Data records
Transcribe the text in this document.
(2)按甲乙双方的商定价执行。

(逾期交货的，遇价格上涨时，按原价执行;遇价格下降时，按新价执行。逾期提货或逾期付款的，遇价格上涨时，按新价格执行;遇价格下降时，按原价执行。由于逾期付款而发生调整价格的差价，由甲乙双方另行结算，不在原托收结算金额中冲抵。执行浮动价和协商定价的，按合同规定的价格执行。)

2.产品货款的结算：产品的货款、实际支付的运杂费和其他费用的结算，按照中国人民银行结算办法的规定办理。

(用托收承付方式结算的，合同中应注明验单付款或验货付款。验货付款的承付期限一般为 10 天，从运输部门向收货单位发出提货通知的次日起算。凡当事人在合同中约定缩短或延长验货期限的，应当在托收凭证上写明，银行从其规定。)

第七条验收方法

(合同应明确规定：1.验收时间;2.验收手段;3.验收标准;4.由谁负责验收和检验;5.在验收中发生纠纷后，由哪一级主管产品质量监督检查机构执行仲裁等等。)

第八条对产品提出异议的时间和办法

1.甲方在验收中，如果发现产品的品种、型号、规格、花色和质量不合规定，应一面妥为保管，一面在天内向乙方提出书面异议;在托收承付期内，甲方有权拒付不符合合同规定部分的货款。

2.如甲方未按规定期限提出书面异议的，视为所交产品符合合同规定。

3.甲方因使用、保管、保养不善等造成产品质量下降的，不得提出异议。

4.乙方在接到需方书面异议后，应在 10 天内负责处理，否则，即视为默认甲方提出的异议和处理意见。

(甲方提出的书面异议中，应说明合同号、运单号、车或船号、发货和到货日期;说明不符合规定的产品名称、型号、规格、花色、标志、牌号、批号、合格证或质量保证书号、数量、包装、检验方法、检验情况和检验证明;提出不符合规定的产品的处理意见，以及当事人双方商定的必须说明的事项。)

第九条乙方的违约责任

WHAT NEEDS TO BE DONE
Return each line of the records above exactly as it reads.

ANSWER TO THIS EXERCISE
Transcribe the text in this document.
(2)按甲乙双方的商定价执行。

(逾期交货的，遇价格上涨时，按原价执行;遇价格下降时，按新价执行。逾期提货或逾期付款的，遇价格上涨时，按新价格执行;遇价格下降时，按原价执行。由于逾期付款而发生调整价格的差价，由甲乙双方另行结算，不在原托收结算金额中冲抵。执行浮动价和协商定价的，按合同规定的价格执行。)

2.产品货款的结算：产品的货款、实际支付的运杂费和其他费用的结算，按照中国人民银行结算办法的规定办理。

(用托收承付方式结算的，合同中应注明验单付款或验货付款。验货付款的承付期限一般为 10 天，从运输部门向收货单位发出提货通知的次日起算。凡当事人在合同中约定缩短或延长验货期限的，应当在托收凭证上写明，银行从其规定。)

第七条验收方法

(合同应明确规定：1.验收时间;2.验收手段;3.验收标准;4.由谁负责验收和检验;5.在验收中发生纠纷后，由哪一级主管产品质量监督检查机构执行仲裁等等。)

第八条对产品提出异议的时间和办法

1.甲方在验收中，如果发现产品的品种、型号、规格、花色和质量不合规定，应一面妥为保管，一面在天内向乙方提出书面异议;在托收承付期内，甲方有权拒付不符合合同规定部分的货款。

2.如甲方未按规定期限提出书面异议的，视为所交产品符合合同规定。

3.甲方因使用、保管、保养不善等造成产品质量下降的，不得提出异议。

4.乙方在接到需方书面异议后，应在 10 天内负责处理，否则，即视为默认甲方提出的异议和处理意见。

(甲方提出的书面异议中，应说明合同号、运单号、车或船号、发货和到货日期;说明不符合规定的产品名称、型号、规格、花色、标志、牌号、批号、合格证或质量保证书号、数量、包装、检验方法、检验情况和检验证明;提出不符合规定的产品的处理意见，以及当事人双方商定的必须说明的事项。)

第九条乙方的违约责任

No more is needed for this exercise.